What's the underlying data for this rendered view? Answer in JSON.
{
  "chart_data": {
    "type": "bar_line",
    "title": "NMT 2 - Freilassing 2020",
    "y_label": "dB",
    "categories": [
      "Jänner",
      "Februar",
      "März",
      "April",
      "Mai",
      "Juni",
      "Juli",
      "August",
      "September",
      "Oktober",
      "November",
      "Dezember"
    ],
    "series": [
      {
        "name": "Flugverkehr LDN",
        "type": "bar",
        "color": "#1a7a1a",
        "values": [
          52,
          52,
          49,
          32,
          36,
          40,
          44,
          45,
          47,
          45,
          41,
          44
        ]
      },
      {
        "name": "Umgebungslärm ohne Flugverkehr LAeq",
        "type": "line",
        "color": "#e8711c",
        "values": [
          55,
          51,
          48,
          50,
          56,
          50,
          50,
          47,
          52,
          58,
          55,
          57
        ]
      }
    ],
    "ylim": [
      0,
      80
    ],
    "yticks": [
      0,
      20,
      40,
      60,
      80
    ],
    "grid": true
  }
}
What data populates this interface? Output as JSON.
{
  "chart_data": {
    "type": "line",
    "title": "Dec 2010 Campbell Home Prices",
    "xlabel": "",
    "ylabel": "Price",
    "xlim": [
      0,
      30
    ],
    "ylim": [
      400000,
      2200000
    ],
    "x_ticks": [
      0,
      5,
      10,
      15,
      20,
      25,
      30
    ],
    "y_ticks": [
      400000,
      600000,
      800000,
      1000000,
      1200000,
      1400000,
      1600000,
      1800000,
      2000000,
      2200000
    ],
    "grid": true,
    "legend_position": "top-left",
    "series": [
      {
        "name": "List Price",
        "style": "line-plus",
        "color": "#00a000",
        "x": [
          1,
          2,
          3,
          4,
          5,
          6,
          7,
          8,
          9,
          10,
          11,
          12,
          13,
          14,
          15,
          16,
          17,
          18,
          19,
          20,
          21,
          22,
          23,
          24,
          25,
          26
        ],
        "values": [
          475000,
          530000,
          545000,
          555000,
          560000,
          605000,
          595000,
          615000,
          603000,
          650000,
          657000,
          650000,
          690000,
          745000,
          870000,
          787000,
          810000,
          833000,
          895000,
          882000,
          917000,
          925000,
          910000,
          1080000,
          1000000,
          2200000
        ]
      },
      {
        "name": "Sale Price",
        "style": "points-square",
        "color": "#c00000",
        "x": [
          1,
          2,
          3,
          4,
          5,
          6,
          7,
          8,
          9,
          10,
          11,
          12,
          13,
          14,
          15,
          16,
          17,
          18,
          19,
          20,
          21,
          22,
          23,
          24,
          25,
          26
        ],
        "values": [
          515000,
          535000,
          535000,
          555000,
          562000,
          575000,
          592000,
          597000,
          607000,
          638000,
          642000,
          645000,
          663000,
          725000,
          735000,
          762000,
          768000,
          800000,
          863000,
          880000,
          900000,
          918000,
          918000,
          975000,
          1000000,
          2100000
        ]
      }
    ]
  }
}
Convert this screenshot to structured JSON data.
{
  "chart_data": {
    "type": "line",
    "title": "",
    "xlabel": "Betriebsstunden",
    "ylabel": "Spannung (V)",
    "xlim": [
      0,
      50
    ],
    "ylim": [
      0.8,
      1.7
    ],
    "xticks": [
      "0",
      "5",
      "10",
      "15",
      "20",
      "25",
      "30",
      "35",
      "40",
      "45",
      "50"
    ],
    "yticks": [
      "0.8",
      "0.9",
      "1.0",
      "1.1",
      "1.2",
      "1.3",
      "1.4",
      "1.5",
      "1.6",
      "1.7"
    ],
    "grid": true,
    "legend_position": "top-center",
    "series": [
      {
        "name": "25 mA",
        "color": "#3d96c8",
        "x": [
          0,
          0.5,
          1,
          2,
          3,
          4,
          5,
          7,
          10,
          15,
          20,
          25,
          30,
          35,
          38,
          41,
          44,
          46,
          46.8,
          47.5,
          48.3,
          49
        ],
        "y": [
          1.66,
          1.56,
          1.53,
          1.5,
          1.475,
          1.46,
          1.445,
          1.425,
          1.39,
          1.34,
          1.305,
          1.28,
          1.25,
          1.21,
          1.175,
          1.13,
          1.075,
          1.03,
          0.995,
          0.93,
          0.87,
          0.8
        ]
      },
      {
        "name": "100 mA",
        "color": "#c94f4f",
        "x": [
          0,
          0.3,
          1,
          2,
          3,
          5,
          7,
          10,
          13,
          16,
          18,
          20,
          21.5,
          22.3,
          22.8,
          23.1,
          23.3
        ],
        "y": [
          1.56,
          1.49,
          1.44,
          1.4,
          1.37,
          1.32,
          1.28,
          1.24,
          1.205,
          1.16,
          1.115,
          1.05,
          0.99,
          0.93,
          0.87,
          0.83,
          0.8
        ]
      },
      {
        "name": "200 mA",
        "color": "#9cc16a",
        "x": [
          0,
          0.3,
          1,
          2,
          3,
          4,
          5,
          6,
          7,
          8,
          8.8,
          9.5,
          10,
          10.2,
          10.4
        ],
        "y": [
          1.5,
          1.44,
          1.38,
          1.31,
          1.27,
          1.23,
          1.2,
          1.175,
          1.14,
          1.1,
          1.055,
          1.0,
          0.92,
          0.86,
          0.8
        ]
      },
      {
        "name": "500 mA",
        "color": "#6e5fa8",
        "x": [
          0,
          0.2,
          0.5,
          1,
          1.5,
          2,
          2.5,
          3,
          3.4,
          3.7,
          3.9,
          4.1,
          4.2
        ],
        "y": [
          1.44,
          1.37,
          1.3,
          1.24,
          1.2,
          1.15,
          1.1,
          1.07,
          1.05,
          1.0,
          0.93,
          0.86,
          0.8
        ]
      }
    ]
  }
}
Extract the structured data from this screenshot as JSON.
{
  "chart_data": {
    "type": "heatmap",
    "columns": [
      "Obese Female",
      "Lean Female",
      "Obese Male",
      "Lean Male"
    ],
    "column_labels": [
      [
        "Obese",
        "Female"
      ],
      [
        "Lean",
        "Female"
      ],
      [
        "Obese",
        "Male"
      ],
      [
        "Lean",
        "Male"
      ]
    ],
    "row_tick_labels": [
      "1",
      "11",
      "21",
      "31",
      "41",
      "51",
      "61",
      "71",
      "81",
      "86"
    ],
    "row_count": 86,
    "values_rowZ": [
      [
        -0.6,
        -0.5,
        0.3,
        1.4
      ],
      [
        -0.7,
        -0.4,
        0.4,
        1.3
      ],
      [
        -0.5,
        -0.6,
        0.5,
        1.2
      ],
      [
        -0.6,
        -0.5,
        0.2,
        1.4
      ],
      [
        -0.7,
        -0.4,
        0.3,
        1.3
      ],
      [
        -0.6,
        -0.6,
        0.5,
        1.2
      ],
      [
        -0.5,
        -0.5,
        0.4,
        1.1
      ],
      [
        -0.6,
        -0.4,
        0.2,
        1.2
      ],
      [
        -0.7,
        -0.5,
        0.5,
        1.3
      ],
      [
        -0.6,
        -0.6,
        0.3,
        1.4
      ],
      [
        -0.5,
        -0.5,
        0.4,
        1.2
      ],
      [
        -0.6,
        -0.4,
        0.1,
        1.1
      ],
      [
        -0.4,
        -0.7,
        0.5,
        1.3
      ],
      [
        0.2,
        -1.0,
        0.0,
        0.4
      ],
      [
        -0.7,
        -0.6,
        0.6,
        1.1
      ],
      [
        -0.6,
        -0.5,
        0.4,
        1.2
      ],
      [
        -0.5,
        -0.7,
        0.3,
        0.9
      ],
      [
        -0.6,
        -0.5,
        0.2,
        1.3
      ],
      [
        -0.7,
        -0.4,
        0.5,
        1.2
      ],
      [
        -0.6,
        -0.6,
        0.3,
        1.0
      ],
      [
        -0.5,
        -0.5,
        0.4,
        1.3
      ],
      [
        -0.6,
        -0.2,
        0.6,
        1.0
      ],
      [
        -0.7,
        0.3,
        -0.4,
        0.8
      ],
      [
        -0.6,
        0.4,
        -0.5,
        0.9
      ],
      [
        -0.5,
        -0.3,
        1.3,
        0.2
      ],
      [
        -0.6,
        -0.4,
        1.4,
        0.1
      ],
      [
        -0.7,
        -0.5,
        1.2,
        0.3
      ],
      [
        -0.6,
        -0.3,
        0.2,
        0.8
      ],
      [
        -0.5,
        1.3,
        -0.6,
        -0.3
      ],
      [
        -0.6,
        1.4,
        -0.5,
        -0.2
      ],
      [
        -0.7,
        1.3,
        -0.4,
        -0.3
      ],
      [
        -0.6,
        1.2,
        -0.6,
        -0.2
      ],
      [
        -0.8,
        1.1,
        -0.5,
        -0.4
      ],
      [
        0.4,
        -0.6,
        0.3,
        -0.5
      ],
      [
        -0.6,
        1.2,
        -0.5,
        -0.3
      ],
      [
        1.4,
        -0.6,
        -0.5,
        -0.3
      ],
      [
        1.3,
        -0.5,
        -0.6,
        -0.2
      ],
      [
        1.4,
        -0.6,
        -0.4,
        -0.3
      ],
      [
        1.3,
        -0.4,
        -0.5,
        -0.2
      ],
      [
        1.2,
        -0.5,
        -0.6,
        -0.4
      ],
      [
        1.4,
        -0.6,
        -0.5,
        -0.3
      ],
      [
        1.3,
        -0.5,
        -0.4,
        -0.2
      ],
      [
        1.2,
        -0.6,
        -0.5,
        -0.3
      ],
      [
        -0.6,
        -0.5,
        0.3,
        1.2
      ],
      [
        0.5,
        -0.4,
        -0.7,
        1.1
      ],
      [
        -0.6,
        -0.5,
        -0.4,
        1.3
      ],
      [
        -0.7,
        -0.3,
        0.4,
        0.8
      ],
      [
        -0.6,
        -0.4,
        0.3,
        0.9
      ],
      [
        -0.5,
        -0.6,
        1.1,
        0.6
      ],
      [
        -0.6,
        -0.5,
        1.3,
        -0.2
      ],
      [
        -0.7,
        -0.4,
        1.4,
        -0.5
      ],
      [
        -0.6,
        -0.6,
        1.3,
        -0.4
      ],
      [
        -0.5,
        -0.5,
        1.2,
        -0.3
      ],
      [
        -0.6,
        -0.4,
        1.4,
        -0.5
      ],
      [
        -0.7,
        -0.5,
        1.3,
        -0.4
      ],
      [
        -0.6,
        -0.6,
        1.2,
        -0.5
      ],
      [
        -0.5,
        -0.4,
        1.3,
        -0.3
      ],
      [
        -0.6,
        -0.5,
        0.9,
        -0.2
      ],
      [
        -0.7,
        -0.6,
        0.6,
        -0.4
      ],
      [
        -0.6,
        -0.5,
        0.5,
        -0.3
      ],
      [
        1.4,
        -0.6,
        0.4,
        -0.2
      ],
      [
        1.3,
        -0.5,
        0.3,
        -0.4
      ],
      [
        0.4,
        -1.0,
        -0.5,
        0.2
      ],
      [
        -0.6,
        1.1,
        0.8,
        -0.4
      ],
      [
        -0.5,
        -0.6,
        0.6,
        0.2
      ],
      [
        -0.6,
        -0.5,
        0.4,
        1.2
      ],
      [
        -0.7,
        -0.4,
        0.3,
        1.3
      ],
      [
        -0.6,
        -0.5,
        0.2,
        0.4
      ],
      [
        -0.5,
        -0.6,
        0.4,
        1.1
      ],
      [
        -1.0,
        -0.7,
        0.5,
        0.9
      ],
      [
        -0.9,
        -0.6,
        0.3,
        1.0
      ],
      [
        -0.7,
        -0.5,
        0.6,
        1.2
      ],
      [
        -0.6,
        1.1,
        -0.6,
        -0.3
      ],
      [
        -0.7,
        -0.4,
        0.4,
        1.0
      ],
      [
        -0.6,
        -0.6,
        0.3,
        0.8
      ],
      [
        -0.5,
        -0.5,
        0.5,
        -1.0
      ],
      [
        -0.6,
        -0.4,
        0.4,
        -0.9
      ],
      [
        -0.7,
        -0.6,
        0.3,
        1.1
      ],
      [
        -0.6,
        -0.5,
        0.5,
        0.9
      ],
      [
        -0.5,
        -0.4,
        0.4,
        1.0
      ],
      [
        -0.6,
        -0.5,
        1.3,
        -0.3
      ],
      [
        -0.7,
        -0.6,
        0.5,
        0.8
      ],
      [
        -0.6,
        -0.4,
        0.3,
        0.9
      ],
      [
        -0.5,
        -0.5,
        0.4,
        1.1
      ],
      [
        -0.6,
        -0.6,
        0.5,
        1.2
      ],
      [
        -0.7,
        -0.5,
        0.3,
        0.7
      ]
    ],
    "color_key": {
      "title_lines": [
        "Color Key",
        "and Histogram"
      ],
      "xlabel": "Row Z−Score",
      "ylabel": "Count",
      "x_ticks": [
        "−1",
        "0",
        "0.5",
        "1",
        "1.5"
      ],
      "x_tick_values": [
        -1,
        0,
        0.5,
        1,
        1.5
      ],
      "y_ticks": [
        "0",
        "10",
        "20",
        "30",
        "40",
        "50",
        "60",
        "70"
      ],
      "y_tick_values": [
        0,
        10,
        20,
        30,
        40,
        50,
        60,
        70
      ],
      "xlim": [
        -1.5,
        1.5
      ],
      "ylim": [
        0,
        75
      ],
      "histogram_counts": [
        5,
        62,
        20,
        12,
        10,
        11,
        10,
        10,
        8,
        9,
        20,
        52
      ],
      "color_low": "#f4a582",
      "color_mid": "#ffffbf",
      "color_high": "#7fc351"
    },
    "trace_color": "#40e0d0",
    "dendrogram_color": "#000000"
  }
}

------------------------------------

> **What to produce**: Pick out, from the lines above, every one that contains the string "xlabel".

> **Output for this exercise**:
    "xlabel": "",
    "xlabel": "Betriebsstunden",
      "xlabel": "Row Z−Score",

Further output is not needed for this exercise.